[A block of data]
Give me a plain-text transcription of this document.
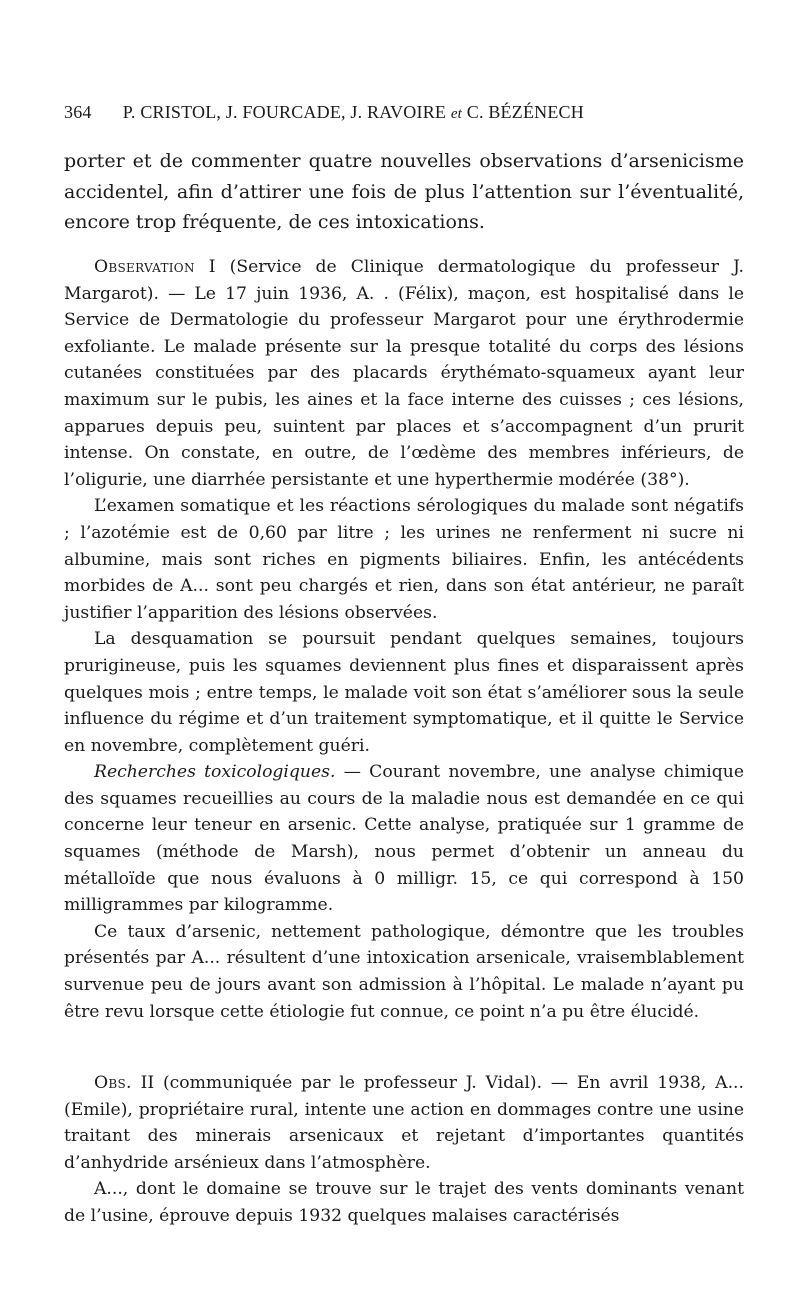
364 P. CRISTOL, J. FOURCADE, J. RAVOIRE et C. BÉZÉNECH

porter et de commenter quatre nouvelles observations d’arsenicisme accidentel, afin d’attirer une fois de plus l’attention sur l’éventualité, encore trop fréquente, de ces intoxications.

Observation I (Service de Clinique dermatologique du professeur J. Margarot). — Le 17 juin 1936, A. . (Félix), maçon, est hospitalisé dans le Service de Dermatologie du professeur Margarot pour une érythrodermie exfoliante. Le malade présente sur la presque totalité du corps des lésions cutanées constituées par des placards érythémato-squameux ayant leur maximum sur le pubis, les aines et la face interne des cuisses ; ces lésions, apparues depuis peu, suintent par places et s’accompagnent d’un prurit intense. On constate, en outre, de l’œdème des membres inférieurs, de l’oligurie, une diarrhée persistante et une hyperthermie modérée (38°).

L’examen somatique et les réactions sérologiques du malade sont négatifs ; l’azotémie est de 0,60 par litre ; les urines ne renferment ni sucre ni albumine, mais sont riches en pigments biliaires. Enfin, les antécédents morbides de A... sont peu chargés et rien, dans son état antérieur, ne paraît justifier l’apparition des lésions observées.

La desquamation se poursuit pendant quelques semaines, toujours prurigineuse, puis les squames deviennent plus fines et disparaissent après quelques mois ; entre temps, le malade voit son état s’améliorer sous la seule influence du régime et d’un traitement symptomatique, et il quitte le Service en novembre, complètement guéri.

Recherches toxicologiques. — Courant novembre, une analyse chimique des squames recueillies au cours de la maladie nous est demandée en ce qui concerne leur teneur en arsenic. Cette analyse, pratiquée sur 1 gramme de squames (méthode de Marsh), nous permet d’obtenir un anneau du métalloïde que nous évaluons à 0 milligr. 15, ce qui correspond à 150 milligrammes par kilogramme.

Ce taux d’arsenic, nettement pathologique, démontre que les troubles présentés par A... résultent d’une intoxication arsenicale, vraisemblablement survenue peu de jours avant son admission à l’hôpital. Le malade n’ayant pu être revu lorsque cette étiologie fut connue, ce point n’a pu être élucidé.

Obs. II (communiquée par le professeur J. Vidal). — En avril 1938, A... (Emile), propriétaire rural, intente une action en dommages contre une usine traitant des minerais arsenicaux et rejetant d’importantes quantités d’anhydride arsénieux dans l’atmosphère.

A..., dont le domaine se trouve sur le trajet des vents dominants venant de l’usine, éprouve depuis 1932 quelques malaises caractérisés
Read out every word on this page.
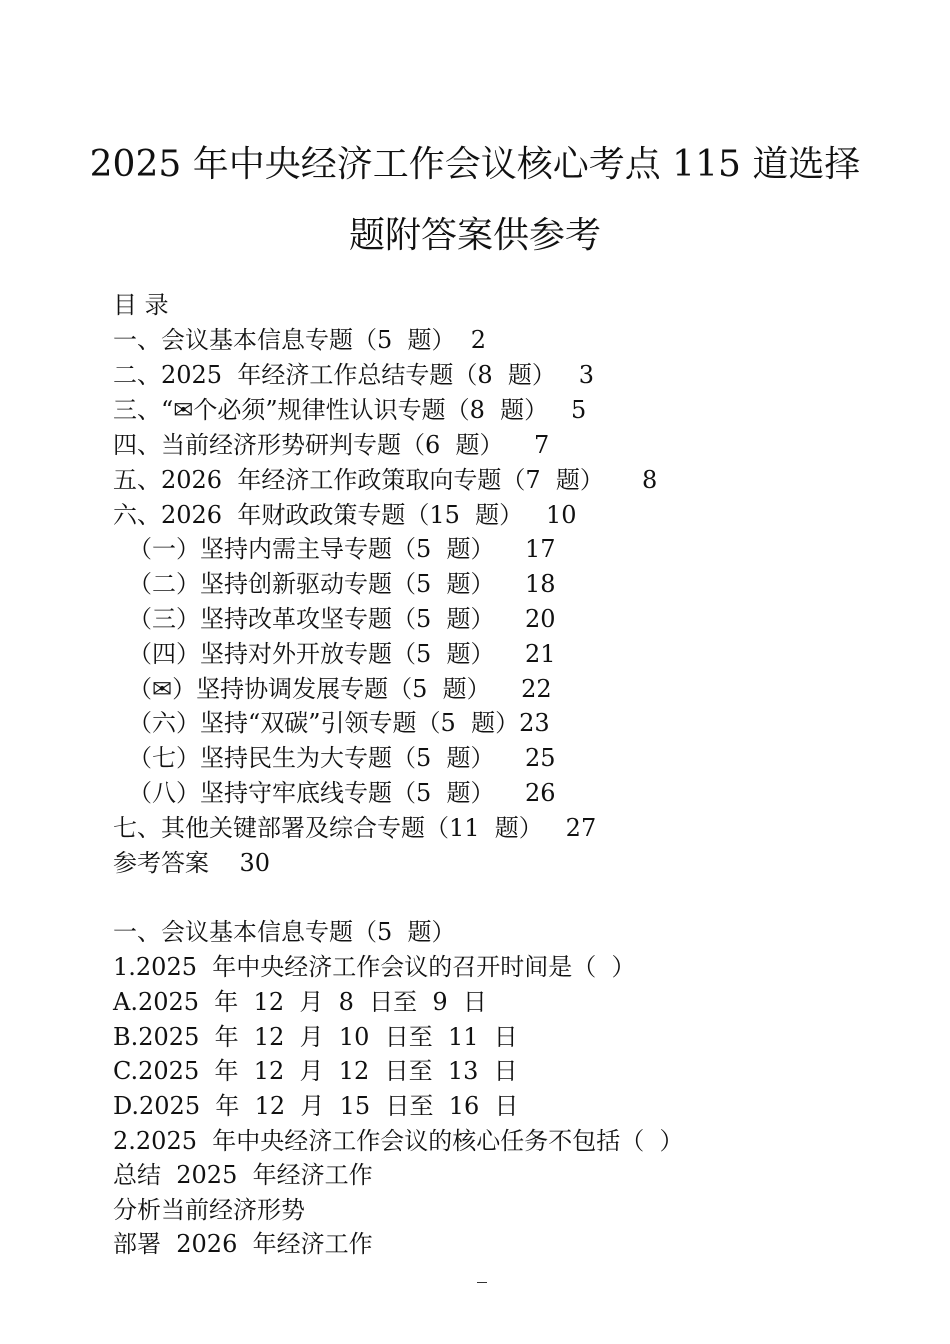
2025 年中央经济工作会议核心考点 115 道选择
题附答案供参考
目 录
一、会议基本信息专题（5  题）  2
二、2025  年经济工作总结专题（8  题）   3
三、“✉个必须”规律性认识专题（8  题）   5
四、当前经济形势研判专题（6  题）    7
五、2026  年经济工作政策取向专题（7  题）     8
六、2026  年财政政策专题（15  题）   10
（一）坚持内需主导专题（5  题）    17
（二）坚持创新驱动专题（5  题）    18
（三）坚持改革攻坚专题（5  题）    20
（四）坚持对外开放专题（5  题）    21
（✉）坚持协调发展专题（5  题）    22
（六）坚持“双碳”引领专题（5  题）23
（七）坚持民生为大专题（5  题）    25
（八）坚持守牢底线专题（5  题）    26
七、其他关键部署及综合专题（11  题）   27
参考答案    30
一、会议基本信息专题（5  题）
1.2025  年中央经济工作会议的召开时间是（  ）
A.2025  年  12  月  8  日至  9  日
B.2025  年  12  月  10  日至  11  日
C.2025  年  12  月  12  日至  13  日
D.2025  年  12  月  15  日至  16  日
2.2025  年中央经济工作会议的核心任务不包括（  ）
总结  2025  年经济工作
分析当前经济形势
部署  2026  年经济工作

Short problem:
From the line containing "Read out every word on this page." down to the last line of the entries above, copy each line exactly and nothing more. Leave pictures out.

Result:
Read out every word on this page.
2025 年中央经济工作会议核心考点 115 道选择
题附答案供参考
目 录
一、会议基本信息专题（5  题）  2
二、2025  年经济工作总结专题（8  题）   3
三、“✉个必须”规律性认识专题（8  题）   5
四、当前经济形势研判专题（6  题）    7
五、2026  年经济工作政策取向专题（7  题）     8
六、2026  年财政政策专题（15  题）   10
（一）坚持内需主导专题（5  题）    17
（二）坚持创新驱动专题（5  题）    18
（三）坚持改革攻坚专题（5  题）    20
（四）坚持对外开放专题（5  题）    21
（✉）坚持协调发展专题（5  题）    22
（六）坚持“双碳”引领专题（5  题）23
（七）坚持民生为大专题（5  题）    25
（八）坚持守牢底线专题（5  题）    26
七、其他关键部署及综合专题（11  题）   27
参考答案    30
一、会议基本信息专题（5  题）
1.2025  年中央经济工作会议的召开时间是（  ）
A.2025  年  12  月  8  日至  9  日
B.2025  年  12  月  10  日至  11  日
C.2025  年  12  月  12  日至  13  日
D.2025  年  12  月  15  日至  16  日
2.2025  年中央经济工作会议的核心任务不包括（  ）
总结  2025  年经济工作
分析当前经济形势
部署  2026  年经济工作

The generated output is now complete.